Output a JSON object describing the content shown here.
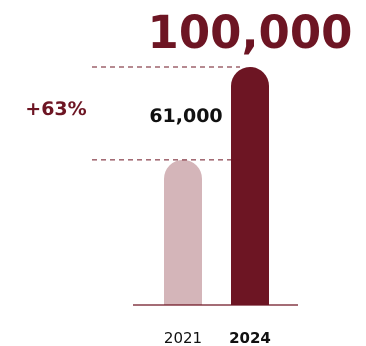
{
  "chart_data": {
    "type": "bar",
    "categories": [
      "2021",
      "2024"
    ],
    "values": [
      61000,
      100000
    ],
    "value_labels": [
      "61,000",
      "100,000"
    ],
    "change_label": "+63%",
    "ylim": [
      0,
      100000
    ],
    "grid": false,
    "colors": {
      "bar_2021": "#d4b5b9",
      "bar_2024": "#6d1523",
      "accent": "#6d1523",
      "text": "#111111"
    }
  }
}
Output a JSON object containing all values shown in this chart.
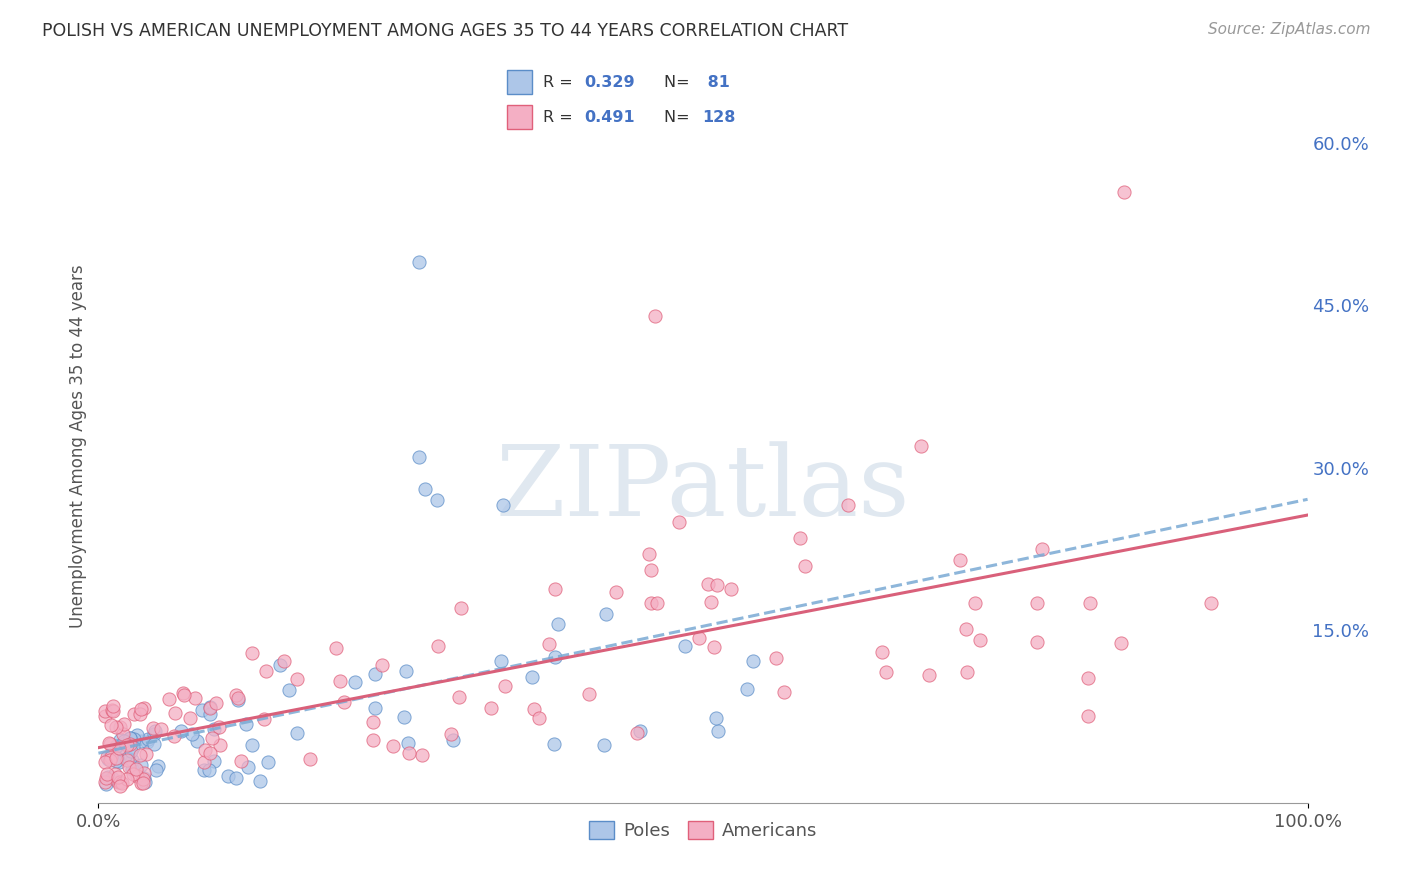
{
  "title": "POLISH VS AMERICAN UNEMPLOYMENT AMONG AGES 35 TO 44 YEARS CORRELATION CHART",
  "source": "Source: ZipAtlas.com",
  "ylabel": "Unemployment Among Ages 35 to 44 years",
  "xlim": [
    0,
    1.0
  ],
  "ylim": [
    -0.01,
    0.65
  ],
  "xtick_positions": [
    0.0,
    1.0
  ],
  "xtick_labels": [
    "0.0%",
    "100.0%"
  ],
  "ytick_values": [
    0.15,
    0.3,
    0.45,
    0.6
  ],
  "ytick_labels": [
    "15.0%",
    "30.0%",
    "45.0%",
    "60.0%"
  ],
  "poles_R": "0.329",
  "poles_N": "81",
  "americans_R": "0.491",
  "americans_N": "128",
  "poles_face_color": "#adc6e8",
  "poles_edge_color": "#5b8dc8",
  "americans_face_color": "#f4afc4",
  "americans_edge_color": "#e0607a",
  "poles_trend_color": "#7aaad4",
  "poles_trend_style": "--",
  "americans_trend_color": "#d9607a",
  "americans_trend_style": "-",
  "background_color": "#ffffff",
  "grid_color": "#cccccc",
  "right_tick_color": "#4472c4",
  "ylabel_color": "#555555",
  "title_color": "#333333",
  "source_color": "#999999",
  "watermark_text": "ZIPatlas",
  "watermark_color": "#e0e8f0",
  "legend_text_color": "#4472c4",
  "legend_label_color": "#333333"
}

◆ **Task statement**:
Pull out every line above that holds the word "Output".

◆ **Finished answer**:
Output a JSON object describing the content shown here.
Output a JSON object containing all values shown in this chart.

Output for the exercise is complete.